=== Set problem ===
Copy each line of the records that holds the string "icon".

▬▬▬▬▬▬▬▬▬▬

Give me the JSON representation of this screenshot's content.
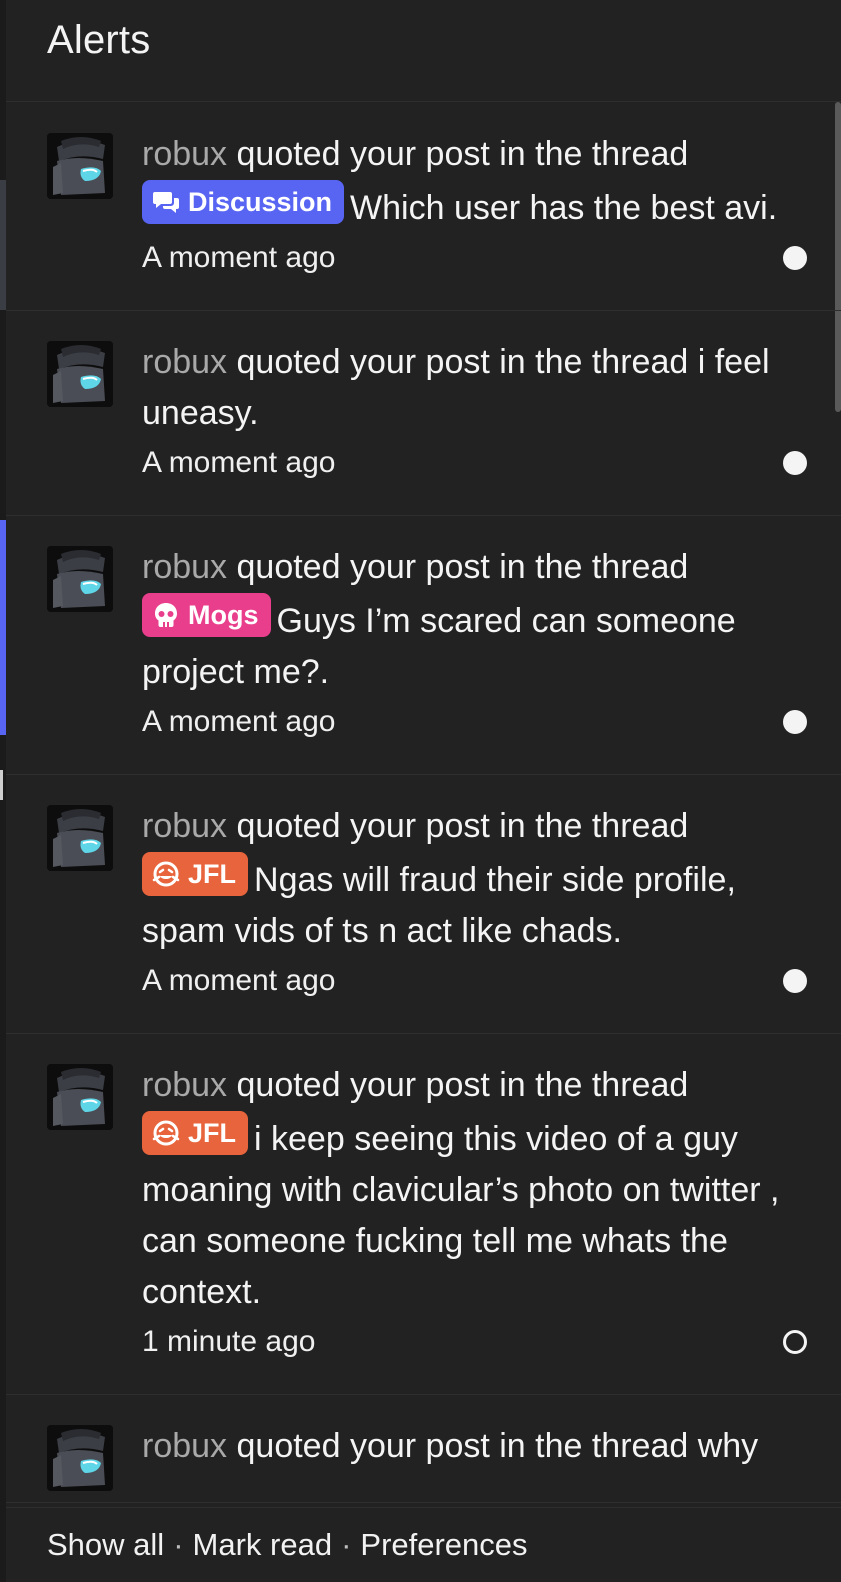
{
  "panel": {
    "title": "Alerts"
  },
  "alerts": [
    {
      "username": "robux",
      "action": " quoted your post in the thread ",
      "prefix": {
        "label": "Discussion",
        "icon": "chat-bubbles-icon",
        "color": "#5865f2"
      },
      "thread_title": "Which user has the best avi.",
      "time": "A moment ago",
      "read": false
    },
    {
      "username": "robux",
      "action": " quoted your post in the thread ",
      "prefix": null,
      "thread_title": "i feel uneasy.",
      "time": "A moment ago",
      "read": false
    },
    {
      "username": "robux",
      "action": " quoted your post in the thread ",
      "prefix": {
        "label": "Mogs",
        "icon": "skull-icon",
        "color": "#e83e8c"
      },
      "thread_title": "Guys I’m scared can someone project me?.",
      "time": "A moment ago",
      "read": false
    },
    {
      "username": "robux",
      "action": " quoted your post in the thread ",
      "prefix": {
        "label": "JFL",
        "icon": "laughing-face-icon",
        "color": "#e8643c"
      },
      "thread_title": "Ngas will fraud their side profile, spam vids of ts n act like chads.",
      "time": "A moment ago",
      "read": false
    },
    {
      "username": "robux",
      "action": " quoted your post in the thread ",
      "prefix": {
        "label": "JFL",
        "icon": "laughing-face-icon",
        "color": "#e8643c"
      },
      "thread_title": "i keep seeing this video of a guy moaning with clavicular’s photo on twitter , can someone fucking tell me whats the context.",
      "time": "1 minute ago",
      "read": true
    },
    {
      "username": "robux",
      "action": " quoted your post in the thread ",
      "prefix": null,
      "thread_title": "why",
      "time": "",
      "read": false
    }
  ],
  "footer": {
    "show_all": "Show all",
    "mark_read": "Mark read",
    "preferences": "Preferences",
    "separator": "·"
  },
  "colors": {
    "panel_bg": "#222222",
    "username": "#a9a9a9",
    "text": "#f4f4f4"
  }
}
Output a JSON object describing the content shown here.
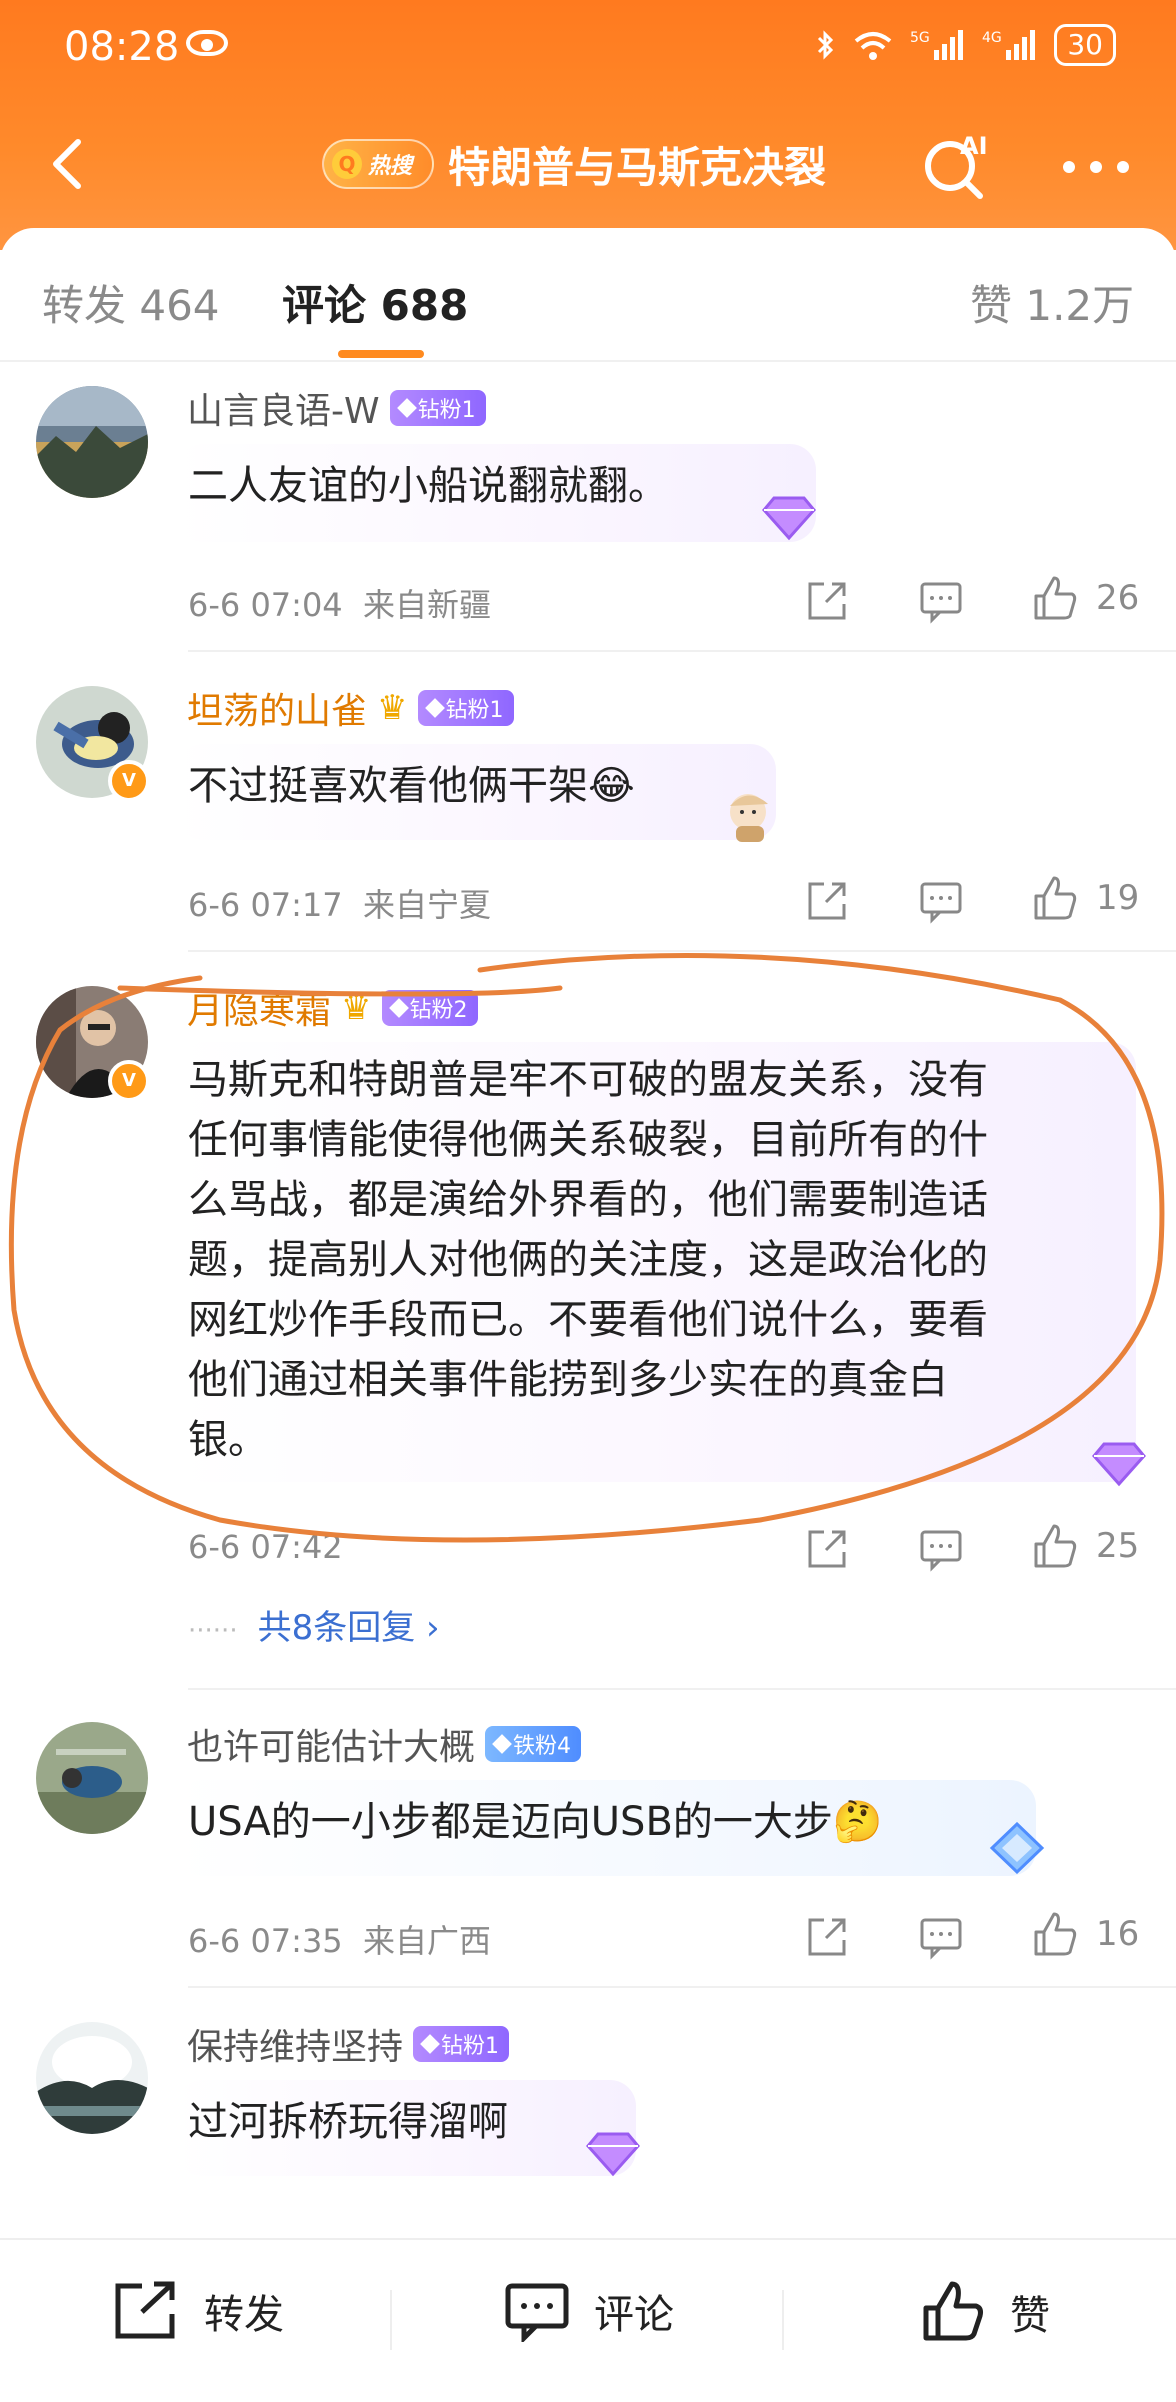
{
  "status_bar": {
    "time": "08:28",
    "network": "5G 4G",
    "battery": "30"
  },
  "nav": {
    "hot_label": "热搜",
    "title": "特朗普与马斯克决裂",
    "ai_label": "AI"
  },
  "tabs": [
    {
      "label": "转发 464"
    },
    {
      "label": "评论 688"
    },
    {
      "label": "赞 1.2万"
    }
  ],
  "comments": [
    {
      "name": "山言良语-W",
      "fan_badge": "钻粉1",
      "text": "二人友谊的小船说翻就翻。",
      "time": "6-6 07:04",
      "location": "来自新疆",
      "likes": "26"
    },
    {
      "name": "坦荡的山雀",
      "fan_badge": "钻粉1",
      "text": "不过挺喜欢看他俩干架😂",
      "time": "6-6 07:17",
      "location": "来自宁夏",
      "likes": "19"
    },
    {
      "name": "月隐寒霜",
      "fan_badge": "钻粉2",
      "text_lines": [
        "马斯克和特朗普是牢不可破的盟友关系，没有",
        "任何事情能使得他俩关系破裂，目前所有的什",
        "么骂战，都是演给外界看的，他们需要制造话",
        "题，提高别人对他俩的关注度，这是政治化的",
        "网红炒作手段而已。不要看他们说什么，要看",
        "他们通过相关事件能捞到多少实在的真金白",
        "银。"
      ],
      "time": "6-6 07:42",
      "likes": "25",
      "replies_label": "共8条回复"
    },
    {
      "name": "也许可能估计大概",
      "fan_badge": "铁粉4",
      "text": "USA的一小步都是迈向USB的一大步🤔",
      "time": "6-6 07:35",
      "location": "来自广西",
      "likes": "16"
    },
    {
      "name": "保持维持坚持",
      "fan_badge": "钻粉1",
      "text": "过河拆桥玩得溜啊"
    }
  ],
  "bottom_bar": {
    "repost": "转发",
    "comment": "评论",
    "like": "赞"
  },
  "colors": {
    "header": "#ff7a1f",
    "accent": "#ff8a1f",
    "link": "#3b6fd1",
    "annotation": "#e8813a"
  }
}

▬▬▬▬▬▬▬▬▬▬

=== Full output ===
        "icon": "chat-bubbles-icon",
        "icon": "skull-icon",
        "icon": "laughing-face-icon",
        "icon": "laughing-face-icon",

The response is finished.